• PROVIDED DATA

________________________________________

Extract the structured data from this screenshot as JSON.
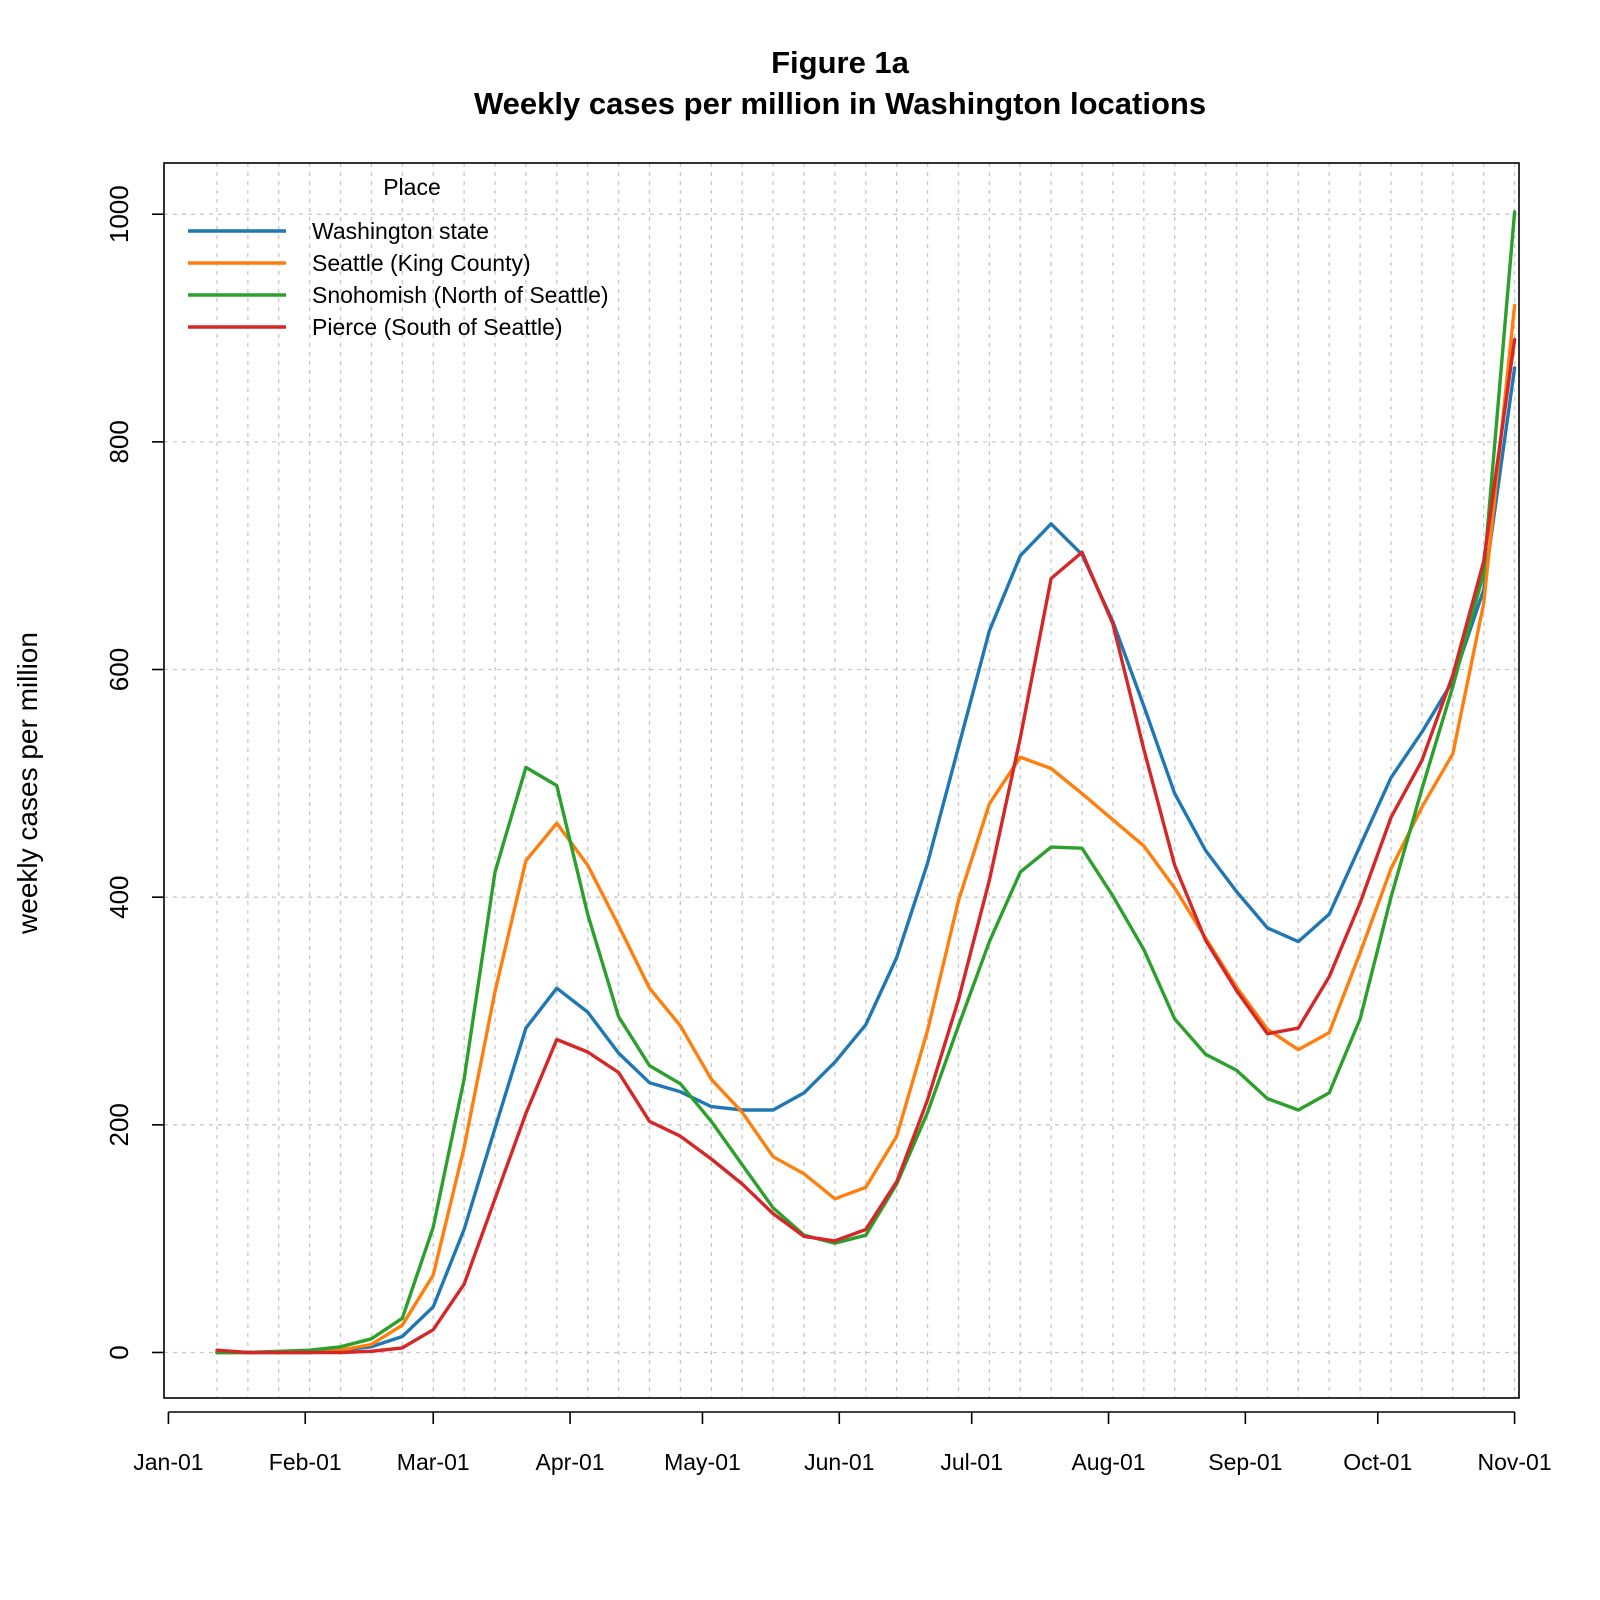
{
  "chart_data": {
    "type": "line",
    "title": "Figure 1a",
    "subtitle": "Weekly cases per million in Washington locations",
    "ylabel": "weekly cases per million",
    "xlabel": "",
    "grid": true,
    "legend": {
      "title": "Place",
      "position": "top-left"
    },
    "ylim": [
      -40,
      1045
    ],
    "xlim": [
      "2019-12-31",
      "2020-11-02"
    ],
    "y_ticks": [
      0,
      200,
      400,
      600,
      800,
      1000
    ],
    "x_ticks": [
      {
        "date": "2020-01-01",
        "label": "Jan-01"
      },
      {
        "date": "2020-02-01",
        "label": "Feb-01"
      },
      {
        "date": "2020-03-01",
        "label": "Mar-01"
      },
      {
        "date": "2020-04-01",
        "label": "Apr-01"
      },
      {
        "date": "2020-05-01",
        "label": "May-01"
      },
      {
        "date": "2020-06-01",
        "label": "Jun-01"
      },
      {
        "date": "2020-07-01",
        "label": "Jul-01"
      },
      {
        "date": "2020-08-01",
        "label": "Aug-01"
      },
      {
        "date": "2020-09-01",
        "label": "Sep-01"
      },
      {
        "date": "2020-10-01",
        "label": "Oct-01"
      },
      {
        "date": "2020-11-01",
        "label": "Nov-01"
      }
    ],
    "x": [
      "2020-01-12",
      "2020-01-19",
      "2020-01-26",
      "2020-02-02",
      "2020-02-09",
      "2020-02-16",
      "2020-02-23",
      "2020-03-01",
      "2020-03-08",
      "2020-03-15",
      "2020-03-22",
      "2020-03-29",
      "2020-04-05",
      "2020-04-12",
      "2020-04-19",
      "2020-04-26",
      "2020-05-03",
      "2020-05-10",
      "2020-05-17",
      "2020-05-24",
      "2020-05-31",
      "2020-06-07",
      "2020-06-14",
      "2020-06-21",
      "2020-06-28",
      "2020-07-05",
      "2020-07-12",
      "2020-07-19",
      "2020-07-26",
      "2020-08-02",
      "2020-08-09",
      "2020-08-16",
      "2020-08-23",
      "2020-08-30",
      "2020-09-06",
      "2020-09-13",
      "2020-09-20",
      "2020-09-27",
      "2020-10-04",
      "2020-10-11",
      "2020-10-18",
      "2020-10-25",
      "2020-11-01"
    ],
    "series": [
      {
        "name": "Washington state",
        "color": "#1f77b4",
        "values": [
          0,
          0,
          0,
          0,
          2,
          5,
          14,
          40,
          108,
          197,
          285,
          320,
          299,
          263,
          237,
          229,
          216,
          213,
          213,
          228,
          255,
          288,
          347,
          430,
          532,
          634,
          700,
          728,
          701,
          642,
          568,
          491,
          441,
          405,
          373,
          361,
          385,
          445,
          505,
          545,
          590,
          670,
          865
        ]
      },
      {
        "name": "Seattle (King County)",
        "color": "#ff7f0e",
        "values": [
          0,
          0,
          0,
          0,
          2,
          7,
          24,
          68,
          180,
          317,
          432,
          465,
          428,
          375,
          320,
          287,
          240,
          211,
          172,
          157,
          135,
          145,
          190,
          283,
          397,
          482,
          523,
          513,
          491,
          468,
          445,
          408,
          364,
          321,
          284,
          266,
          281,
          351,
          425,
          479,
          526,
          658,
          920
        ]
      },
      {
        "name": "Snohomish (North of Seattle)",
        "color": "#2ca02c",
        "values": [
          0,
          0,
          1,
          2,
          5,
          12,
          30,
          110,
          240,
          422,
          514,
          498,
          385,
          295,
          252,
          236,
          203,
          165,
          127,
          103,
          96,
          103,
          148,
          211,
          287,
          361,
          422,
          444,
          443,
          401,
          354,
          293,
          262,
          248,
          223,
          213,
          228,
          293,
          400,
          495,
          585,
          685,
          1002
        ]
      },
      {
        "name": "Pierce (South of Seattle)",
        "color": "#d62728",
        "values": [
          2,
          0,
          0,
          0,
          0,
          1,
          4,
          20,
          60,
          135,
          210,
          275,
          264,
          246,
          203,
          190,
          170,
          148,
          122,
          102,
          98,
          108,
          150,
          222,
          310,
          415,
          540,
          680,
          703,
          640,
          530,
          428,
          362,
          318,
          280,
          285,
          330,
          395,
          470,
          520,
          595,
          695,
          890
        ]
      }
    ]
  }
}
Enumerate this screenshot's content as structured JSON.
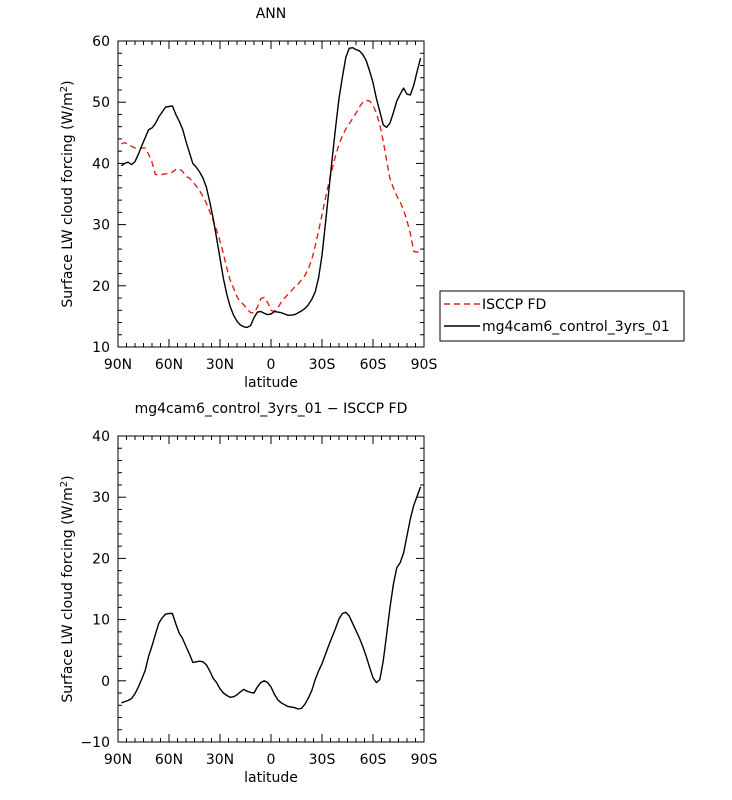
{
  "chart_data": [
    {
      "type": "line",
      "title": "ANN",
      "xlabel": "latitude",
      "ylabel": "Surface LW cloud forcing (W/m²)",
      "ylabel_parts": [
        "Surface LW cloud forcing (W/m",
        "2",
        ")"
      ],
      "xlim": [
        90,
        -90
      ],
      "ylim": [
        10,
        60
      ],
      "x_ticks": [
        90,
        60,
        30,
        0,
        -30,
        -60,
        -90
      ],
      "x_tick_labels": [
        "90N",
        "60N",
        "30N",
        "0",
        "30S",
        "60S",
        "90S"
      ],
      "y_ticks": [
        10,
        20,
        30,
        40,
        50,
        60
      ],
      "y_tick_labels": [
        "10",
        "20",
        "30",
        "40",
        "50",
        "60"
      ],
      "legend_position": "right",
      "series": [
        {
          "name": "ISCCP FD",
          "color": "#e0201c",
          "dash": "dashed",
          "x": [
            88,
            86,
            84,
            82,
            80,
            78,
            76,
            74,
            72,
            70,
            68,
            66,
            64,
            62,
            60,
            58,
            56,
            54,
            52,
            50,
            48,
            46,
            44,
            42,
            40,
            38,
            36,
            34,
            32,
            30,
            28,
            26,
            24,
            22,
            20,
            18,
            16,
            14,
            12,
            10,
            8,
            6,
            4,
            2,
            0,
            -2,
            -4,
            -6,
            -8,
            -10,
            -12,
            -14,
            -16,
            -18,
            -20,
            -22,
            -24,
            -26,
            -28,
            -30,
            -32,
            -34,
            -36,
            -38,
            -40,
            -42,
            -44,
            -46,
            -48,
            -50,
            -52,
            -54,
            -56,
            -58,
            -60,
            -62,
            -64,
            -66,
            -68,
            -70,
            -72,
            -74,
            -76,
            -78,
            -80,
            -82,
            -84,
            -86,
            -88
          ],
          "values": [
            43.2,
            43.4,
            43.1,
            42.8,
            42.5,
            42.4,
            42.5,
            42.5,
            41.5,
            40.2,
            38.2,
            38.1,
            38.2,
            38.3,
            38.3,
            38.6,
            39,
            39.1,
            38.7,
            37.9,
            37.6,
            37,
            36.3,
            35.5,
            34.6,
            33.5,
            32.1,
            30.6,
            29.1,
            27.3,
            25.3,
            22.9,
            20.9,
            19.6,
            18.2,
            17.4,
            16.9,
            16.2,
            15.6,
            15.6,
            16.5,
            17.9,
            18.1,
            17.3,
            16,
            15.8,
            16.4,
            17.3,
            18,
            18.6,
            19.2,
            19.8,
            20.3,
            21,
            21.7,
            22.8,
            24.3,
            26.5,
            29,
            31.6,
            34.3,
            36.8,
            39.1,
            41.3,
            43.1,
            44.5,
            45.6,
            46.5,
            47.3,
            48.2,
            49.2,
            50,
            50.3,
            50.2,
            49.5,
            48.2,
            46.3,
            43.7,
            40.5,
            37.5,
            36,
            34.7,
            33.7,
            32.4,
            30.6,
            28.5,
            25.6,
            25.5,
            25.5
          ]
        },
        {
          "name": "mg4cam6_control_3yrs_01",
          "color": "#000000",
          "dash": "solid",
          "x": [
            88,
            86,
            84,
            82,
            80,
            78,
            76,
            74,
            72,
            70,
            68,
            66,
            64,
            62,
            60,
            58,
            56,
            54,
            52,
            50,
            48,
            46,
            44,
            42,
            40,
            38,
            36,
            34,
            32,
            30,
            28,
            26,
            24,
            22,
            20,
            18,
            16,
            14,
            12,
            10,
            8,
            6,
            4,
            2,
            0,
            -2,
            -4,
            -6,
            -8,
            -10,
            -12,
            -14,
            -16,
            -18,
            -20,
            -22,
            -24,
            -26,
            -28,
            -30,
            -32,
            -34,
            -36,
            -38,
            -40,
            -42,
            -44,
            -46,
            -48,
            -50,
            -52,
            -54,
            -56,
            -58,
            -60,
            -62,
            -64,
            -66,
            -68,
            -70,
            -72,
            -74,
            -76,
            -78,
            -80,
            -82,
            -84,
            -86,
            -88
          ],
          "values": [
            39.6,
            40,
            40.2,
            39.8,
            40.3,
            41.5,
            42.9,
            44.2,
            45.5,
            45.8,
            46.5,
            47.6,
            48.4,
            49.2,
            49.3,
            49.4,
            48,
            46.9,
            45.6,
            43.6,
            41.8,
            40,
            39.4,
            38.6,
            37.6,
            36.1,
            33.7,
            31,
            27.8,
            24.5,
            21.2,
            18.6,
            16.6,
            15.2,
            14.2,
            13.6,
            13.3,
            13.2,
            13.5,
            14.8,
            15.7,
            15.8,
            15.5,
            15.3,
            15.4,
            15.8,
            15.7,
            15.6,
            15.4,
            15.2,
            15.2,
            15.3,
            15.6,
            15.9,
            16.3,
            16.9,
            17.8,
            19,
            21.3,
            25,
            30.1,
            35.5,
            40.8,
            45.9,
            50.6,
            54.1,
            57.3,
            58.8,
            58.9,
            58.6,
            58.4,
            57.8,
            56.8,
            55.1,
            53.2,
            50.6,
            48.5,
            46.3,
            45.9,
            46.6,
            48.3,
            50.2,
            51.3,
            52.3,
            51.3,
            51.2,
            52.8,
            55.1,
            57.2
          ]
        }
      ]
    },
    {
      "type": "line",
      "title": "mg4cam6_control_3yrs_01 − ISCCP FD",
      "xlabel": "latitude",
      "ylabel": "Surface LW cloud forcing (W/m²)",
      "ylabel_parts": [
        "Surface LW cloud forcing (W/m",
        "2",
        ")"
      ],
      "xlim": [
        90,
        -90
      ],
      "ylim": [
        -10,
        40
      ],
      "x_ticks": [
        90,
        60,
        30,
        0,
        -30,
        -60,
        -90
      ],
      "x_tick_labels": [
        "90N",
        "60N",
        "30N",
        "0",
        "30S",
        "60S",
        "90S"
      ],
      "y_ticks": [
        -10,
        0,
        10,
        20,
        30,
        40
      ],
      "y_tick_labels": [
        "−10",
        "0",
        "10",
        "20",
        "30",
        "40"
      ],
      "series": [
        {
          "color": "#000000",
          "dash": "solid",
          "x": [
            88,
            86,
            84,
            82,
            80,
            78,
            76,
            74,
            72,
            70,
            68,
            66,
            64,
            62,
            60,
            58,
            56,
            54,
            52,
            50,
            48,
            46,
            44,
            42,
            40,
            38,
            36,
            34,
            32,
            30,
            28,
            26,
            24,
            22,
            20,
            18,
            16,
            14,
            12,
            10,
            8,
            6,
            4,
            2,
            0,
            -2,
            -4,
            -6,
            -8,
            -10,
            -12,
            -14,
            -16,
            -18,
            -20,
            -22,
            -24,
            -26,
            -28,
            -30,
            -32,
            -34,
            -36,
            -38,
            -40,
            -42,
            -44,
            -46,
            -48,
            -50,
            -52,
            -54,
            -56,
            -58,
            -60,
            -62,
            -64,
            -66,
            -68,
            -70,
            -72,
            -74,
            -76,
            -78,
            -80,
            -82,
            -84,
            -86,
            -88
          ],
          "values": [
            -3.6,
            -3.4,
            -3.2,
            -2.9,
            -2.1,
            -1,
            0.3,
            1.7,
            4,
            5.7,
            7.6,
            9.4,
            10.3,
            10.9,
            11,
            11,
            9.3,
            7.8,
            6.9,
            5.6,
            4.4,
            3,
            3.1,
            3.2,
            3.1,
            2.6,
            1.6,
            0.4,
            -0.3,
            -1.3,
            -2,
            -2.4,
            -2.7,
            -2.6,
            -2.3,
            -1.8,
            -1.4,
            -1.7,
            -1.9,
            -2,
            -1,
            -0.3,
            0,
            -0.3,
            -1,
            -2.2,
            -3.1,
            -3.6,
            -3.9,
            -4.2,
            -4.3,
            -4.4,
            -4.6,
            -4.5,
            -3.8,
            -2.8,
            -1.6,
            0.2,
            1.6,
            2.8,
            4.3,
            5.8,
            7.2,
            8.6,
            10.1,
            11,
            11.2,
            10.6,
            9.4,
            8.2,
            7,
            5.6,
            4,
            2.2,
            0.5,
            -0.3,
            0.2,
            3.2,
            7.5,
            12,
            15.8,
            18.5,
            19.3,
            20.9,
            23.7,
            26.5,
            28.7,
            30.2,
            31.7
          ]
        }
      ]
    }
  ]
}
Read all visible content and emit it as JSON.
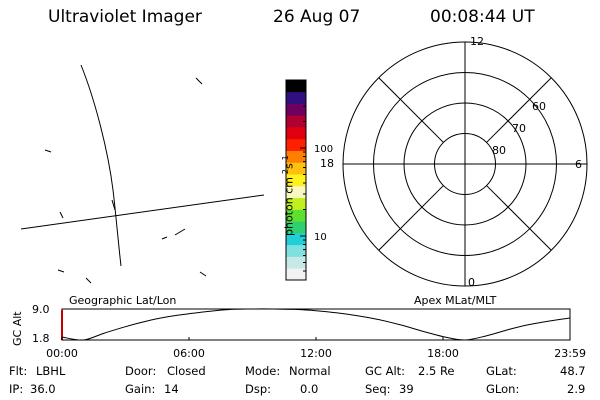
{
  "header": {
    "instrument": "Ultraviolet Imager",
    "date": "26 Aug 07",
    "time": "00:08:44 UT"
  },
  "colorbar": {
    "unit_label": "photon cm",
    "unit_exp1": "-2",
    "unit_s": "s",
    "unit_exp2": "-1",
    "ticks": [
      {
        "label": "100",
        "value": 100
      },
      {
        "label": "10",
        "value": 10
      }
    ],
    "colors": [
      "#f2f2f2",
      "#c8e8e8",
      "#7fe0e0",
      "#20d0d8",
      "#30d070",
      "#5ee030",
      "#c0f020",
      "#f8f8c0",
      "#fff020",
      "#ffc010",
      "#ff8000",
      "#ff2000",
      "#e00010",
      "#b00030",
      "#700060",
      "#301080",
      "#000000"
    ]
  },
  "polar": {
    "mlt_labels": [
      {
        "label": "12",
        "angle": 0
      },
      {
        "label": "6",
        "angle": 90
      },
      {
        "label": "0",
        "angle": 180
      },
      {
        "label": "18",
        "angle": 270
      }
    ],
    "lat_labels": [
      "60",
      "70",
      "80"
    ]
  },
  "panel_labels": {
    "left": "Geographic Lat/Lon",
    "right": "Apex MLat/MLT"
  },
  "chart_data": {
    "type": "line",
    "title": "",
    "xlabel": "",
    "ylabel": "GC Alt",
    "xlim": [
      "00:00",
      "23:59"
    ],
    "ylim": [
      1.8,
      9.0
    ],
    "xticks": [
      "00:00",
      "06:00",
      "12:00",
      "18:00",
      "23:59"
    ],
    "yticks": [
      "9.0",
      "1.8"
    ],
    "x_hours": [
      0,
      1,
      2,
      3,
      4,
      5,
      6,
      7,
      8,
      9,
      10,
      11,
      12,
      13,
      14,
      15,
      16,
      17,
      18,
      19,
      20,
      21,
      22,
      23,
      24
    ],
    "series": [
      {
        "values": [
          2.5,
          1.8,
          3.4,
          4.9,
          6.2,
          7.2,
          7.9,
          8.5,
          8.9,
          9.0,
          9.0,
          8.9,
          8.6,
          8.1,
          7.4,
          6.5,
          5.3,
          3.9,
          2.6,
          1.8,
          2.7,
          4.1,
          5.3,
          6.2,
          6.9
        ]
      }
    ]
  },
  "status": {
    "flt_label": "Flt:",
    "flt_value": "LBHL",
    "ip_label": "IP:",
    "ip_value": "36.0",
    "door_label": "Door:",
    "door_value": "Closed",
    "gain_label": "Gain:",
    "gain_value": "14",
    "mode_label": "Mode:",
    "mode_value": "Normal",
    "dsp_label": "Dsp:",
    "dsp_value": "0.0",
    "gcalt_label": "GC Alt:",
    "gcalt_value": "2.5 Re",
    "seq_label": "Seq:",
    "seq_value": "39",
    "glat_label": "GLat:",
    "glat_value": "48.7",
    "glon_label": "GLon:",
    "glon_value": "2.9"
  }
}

________________________________________

• INSTRUCTIONS FOR THE TASK
Gather each line of the listing that holds the string "date".

• COMPLETE OUTPUT
        "date": "2020-01-01",
        "date": "2020-02-01",
        "date": "2020-03-01",
        "date": "2020-04-01",
        "date": "2020-05-01",
        "date": "2020-06-01",
        "date": "2020-07-01",
        "date": "2020-08-01",
        "date": "2020-09-01",
        "date": "2020-10-01",
        "date": "2020-11-01",
    "date": "26 Aug 07",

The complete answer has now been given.